Locate each line of the material that contains "Tháng", then return it.

-*-*-

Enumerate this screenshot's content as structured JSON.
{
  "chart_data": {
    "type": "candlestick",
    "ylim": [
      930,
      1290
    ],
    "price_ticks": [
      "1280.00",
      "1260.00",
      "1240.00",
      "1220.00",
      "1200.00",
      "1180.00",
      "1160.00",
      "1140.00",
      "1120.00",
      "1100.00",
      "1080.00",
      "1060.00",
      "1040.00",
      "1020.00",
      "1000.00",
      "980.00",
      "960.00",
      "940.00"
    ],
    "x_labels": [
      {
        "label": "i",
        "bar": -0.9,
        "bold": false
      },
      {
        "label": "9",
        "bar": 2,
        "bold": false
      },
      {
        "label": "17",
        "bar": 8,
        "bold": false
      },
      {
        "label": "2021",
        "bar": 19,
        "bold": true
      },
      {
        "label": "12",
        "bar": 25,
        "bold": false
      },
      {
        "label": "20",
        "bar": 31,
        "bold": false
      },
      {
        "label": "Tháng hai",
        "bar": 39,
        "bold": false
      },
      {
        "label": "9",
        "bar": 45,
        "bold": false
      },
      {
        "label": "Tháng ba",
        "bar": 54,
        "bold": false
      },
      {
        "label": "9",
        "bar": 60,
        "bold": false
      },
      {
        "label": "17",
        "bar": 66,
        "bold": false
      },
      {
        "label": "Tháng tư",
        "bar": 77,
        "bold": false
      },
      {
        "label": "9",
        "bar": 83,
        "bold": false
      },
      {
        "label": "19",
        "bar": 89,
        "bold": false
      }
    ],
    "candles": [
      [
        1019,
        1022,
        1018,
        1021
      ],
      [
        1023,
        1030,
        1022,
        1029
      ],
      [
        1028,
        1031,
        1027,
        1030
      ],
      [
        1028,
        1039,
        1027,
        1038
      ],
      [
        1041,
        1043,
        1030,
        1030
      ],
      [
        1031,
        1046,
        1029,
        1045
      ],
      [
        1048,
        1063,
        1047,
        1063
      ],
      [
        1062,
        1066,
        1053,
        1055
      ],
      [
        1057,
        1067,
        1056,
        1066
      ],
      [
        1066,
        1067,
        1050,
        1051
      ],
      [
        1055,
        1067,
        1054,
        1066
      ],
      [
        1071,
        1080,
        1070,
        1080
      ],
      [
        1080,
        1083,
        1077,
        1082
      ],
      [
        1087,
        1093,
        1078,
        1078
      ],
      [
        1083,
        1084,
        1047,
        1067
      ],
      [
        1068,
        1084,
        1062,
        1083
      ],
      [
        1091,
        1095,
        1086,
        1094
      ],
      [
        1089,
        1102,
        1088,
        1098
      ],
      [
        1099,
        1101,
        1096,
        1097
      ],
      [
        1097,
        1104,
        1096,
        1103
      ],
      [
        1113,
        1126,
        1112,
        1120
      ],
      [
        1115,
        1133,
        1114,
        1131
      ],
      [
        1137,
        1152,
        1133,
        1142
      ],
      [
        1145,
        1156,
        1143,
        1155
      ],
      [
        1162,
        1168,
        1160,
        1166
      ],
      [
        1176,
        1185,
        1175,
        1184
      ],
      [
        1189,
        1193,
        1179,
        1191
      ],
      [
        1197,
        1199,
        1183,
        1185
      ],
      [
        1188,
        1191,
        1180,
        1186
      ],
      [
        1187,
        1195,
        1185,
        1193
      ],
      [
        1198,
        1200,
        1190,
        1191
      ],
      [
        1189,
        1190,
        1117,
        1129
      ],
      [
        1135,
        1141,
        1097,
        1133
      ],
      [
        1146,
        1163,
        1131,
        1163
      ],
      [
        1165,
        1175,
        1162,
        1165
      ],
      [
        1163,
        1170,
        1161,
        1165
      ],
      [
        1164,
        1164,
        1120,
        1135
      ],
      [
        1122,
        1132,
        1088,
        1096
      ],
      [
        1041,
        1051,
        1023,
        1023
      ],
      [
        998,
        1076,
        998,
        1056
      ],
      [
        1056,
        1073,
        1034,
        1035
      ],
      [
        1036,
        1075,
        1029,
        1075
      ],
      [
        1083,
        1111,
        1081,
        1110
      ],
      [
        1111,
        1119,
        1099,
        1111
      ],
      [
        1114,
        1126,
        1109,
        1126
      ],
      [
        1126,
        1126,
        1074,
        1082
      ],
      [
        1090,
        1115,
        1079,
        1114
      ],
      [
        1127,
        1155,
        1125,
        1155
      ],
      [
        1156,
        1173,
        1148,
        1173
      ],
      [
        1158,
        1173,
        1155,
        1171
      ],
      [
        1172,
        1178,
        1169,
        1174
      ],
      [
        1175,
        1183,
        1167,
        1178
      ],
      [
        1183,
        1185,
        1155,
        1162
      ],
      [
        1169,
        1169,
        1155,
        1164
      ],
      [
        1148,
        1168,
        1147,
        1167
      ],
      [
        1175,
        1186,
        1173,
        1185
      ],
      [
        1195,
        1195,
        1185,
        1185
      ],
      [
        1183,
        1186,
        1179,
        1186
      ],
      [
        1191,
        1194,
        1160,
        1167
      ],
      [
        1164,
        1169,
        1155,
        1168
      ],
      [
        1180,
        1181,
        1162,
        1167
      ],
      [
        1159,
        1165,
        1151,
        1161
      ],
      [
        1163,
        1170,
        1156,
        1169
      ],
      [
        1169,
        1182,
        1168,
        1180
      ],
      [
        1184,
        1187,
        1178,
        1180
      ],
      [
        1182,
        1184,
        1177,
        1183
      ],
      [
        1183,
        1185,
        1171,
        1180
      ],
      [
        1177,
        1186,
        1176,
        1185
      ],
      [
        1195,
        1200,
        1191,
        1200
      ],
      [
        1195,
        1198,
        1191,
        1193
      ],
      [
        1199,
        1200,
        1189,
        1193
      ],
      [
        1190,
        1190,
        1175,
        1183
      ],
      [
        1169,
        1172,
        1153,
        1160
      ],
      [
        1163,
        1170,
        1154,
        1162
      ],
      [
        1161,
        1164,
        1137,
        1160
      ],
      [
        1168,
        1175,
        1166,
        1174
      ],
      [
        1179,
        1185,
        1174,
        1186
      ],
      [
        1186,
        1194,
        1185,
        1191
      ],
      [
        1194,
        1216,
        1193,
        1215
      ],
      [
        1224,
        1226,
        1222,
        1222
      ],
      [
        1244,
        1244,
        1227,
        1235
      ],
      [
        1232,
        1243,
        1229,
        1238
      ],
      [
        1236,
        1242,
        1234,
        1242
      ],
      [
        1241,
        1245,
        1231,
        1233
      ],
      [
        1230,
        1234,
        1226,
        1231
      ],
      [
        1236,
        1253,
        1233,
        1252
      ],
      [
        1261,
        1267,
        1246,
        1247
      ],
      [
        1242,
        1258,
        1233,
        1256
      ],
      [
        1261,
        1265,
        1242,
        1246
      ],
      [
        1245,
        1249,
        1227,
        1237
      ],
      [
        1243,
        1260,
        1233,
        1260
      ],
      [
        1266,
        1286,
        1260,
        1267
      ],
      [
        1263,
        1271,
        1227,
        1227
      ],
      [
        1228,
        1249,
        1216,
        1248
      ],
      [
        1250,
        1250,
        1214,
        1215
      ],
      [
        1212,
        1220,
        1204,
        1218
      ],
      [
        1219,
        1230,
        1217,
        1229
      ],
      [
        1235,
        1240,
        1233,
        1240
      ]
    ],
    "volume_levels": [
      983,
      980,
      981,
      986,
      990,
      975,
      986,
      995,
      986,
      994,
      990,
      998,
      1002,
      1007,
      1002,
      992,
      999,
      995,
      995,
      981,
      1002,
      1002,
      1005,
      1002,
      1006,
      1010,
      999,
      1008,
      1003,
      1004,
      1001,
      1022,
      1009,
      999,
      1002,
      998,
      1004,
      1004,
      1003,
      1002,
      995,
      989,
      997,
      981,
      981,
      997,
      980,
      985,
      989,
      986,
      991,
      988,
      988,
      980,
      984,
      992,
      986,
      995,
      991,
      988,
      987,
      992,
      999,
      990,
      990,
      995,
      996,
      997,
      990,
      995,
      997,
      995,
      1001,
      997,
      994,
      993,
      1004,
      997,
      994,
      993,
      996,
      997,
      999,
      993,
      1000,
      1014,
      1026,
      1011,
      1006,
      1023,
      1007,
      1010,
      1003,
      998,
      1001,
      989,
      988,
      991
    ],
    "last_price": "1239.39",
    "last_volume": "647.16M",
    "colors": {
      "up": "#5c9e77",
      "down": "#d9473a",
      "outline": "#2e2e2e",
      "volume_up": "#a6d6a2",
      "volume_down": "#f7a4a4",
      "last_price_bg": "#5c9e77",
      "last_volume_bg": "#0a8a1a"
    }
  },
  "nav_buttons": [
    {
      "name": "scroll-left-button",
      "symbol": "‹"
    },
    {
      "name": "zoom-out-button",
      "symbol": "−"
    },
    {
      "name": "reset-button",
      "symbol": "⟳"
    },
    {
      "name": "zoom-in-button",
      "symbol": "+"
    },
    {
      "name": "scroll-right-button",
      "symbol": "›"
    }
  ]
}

-*-*-

▶ **Task solution**:
        "label": "Tháng hai",
        "label": "Tháng ba",
        "label": "Tháng tư",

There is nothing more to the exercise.